Problem requirements
Check each line of the records below and collect those that include the word "서민금융복지지원센터".

Dataset excerpts
----------
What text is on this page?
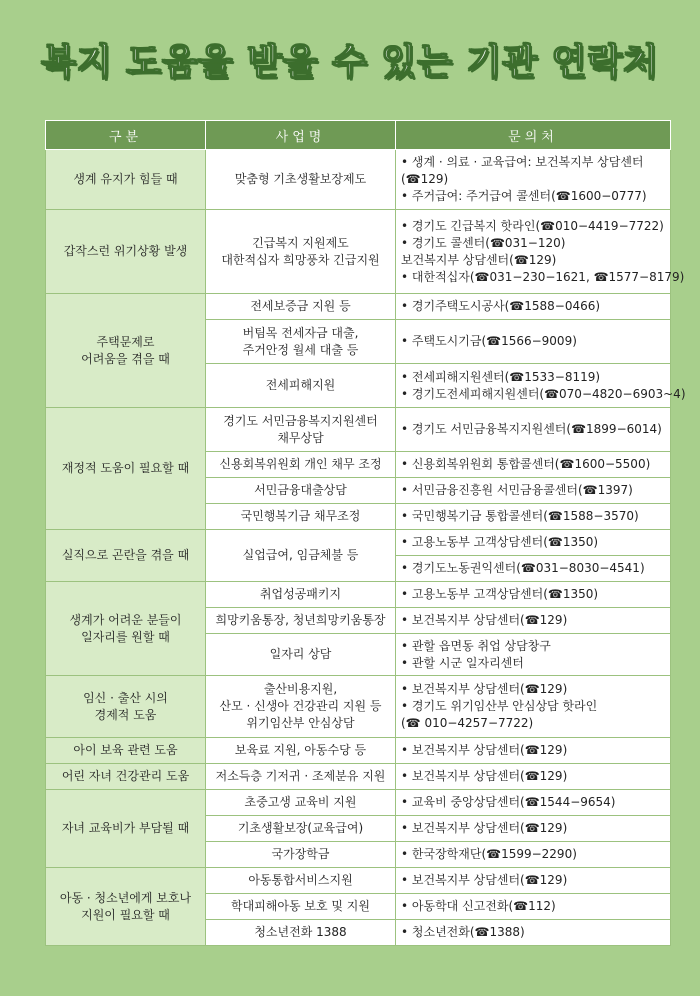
복지 도움을 받을 수 있는 기관 연락처
구분	사업명	문의처

생계 유지가 힘들 때	맞춤형 기초생활보장제도	• 생계 · 의료 · 교육급여: 보건복지부 상담센터
(☎129)
• 주거급여: 주거급여 콜센터(☎1600−0777)

갑작스런 위기상황 발생	긴급복지 지원제도
대한적십자 희망풍차 긴급지원	• 경기도 긴급복지 핫라인(☎010−4419−7722)
• 경기도 콜센터(☎031−120)
보건복지부 상담센터(☎129)
• 대한적십자(☎031−230−1621, ☎1577−8179)

주택문제로
어려움을 겪을 때	전세보증금 지원 등	• 경기주택도시공사(☎1588−0466)

	버팀목 전세자금 대출,
주거안정 월세 대출 등	• 주택도시기금(☎1566−9009)

	전세피해지원	• 전세피해지원센터(☎1533−8119)
• 경기도전세피해지원센터(☎070−4820−6903~4)

재정적 도움이 필요할 때	경기도 서민금융복지지원센터
채무상담	• 경기도 서민금융복지지원센터(☎1899−6014)

	신용회복위원회 개인 채무 조정	• 신용회복위원회 통합콜센터(☎1600−5500)

	서민금융대출상담	• 서민금융진흥원 서민금융콜센터(☎1397)

	국민행복기금 채무조정	• 국민행복기금 통합콜센터(☎1588−3570)

실직으로 곤란을 겪을 때	실업급여, 임금체불 등	• 고용노동부 고객상담센터(☎1350)

		• 경기도노동권익센터(☎031−8030−4541)

생계가 어려운 분들이
일자리를 원할 때	취업성공패키지	• 고용노동부 고객상담센터(☎1350)

	희망키움통장, 청년희망키움통장	• 보건복지부 상담센터(☎129)

	일자리 상담	• 관할 읍면동 취업 상담창구
• 관할 시군 일자리센터

임신 · 출산 시의
경제적 도움	출산비용지원,
산모 · 신생아 건강관리 지원 등
위기임산부 안심상담	• 보건복지부 상담센터(☎129)
• 경기도 위기임산부 안심상담 핫라인
(☎ 010−4257−7722)

아이 보육 관련 도움	보육료 지원, 아동수당 등	• 보건복지부 상담센터(☎129)

어린 자녀 건강관리 도움	저소득층 기저귀 · 조제분유 지원	• 보건복지부 상담센터(☎129)

자녀 교육비가 부담될 때	초중고생 교육비 지원	• 교육비 중앙상담센터(☎1544−9654)

	기초생활보장(교육급여)	• 보건복지부 상담센터(☎129)

	국가장학금	• 한국장학재단(☎1599−2290)

아동 · 청소년에게 보호나
지원이 필요할 때	아동통합서비스지원	• 보건복지부 상담센터(☎129)

	학대피해아동 보호 및 지원	• 아동학대 신고전화(☎112)

	청소년전화 1388	• 청소년전화(☎1388)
----------
Task response
재정적 도움이 필요할 때	경기도 서민금융복지지원센터
채무상담	• 경기도 서민금융복지지원센터(☎1899−6014)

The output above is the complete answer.